### Task objective
Return every record verbatim.

Dataset rows about figures
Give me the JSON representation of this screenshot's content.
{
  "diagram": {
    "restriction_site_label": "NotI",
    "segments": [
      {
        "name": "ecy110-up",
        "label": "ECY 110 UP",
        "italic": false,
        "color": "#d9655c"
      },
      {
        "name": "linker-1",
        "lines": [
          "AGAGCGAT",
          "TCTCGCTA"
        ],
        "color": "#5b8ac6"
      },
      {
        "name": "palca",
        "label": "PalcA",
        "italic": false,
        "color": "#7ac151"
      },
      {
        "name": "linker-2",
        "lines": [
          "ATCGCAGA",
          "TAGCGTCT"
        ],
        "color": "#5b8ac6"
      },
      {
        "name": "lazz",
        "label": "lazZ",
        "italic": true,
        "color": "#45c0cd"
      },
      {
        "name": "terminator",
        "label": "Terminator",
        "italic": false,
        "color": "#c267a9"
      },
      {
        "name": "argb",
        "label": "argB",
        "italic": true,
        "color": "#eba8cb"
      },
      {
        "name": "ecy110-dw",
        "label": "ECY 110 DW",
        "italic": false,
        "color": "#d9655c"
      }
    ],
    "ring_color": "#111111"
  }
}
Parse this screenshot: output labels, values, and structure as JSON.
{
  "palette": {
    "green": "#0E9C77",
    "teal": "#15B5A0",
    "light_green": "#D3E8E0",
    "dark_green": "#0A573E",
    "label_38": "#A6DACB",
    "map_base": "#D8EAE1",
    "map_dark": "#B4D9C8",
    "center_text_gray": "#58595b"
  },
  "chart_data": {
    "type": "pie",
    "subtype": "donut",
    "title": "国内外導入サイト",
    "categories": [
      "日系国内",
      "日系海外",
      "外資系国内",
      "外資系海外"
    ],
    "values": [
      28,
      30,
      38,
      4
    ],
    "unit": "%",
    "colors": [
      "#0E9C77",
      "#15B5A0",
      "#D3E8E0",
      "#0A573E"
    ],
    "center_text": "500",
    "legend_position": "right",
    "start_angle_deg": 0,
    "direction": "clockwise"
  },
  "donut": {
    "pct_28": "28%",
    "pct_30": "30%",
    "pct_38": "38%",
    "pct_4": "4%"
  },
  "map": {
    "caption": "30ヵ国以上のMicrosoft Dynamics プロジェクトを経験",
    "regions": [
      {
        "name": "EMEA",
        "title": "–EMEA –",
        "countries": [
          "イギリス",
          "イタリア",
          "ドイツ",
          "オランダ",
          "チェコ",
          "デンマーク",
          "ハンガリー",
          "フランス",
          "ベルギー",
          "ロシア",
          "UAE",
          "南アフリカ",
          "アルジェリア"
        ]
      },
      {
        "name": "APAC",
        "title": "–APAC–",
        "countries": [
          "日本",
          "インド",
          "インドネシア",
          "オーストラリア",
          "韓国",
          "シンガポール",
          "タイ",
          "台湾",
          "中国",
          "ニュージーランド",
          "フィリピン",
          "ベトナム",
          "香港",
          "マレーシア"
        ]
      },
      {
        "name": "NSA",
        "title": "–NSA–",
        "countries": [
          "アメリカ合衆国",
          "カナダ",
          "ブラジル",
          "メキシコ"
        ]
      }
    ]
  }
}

### Response to the task
Give me the JSON representation of this screenshot's content.
{
  "diagram": {
    "restriction_site_label": "NotI",
    "segments": [
      {
        "name": "ecy110-up",
        "label": "ECY 110 UP",
        "italic": false,
        "color": "#d9655c"
      },
      {
        "name": "linker-1",
        "lines": [
          "AGAGCGAT",
          "TCTCGCTA"
        ],
        "color": "#5b8ac6"
      },
      {
        "name": "palca",
        "label": "PalcA",
        "italic": false,
        "color": "#7ac151"
      },
      {
        "name": "linker-2",
        "lines": [
          "ATCGCAGA",
          "TAGCGTCT"
        ],
        "color": "#5b8ac6"
      },
      {
        "name": "lazz",
        "label": "lazZ",
        "italic": true,
        "color": "#45c0cd"
      },
      {
        "name": "terminator",
        "label": "Terminator",
        "italic": false,
        "color": "#c267a9"
      },
      {
        "name": "argb",
        "label": "argB",
        "italic": true,
        "color": "#eba8cb"
      },
      {
        "name": "ecy110-dw",
        "label": "ECY 110 DW",
        "italic": false,
        "color": "#d9655c"
      }
    ],
    "ring_color": "#111111"
  }
}
Parse this screenshot: output labels, values, and structure as JSON.
{
  "palette": {
    "green": "#0E9C77",
    "teal": "#15B5A0",
    "light_green": "#D3E8E0",
    "dark_green": "#0A573E",
    "label_38": "#A6DACB",
    "map_base": "#D8EAE1",
    "map_dark": "#B4D9C8",
    "center_text_gray": "#58595b"
  },
  "chart_data": {
    "type": "pie",
    "subtype": "donut",
    "title": "国内外導入サイト",
    "categories": [
      "日系国内",
      "日系海外",
      "外資系国内",
      "外資系海外"
    ],
    "values": [
      28,
      30,
      38,
      4
    ],
    "unit": "%",
    "colors": [
      "#0E9C77",
      "#15B5A0",
      "#D3E8E0",
      "#0A573E"
    ],
    "center_text": "500",
    "legend_position": "right",
    "start_angle_deg": 0,
    "direction": "clockwise"
  },
  "donut": {
    "pct_28": "28%",
    "pct_30": "30%",
    "pct_38": "38%",
    "pct_4": "4%"
  },
  "map": {
    "caption": "30ヵ国以上のMicrosoft Dynamics プロジェクトを経験",
    "regions": [
      {
        "name": "EMEA",
        "title": "–EMEA –",
        "countries": [
          "イギリス",
          "イタリア",
          "ドイツ",
          "オランダ",
          "チェコ",
          "デンマーク",
          "ハンガリー",
          "フランス",
          "ベルギー",
          "ロシア",
          "UAE",
          "南アフリカ",
          "アルジェリア"
        ]
      },
      {
        "name": "APAC",
        "title": "–APAC–",
        "countries": [
          "日本",
          "インド",
          "インドネシア",
          "オーストラリア",
          "韓国",
          "シンガポール",
          "タイ",
          "台湾",
          "中国",
          "ニュージーランド",
          "フィリピン",
          "ベトナム",
          "香港",
          "マレーシア"
        ]
      },
      {
        "name": "NSA",
        "title": "–NSA–",
        "countries": [
          "アメリカ合衆国",
          "カナダ",
          "ブラジル",
          "メキシコ"
        ]
      }
    ]
  }
}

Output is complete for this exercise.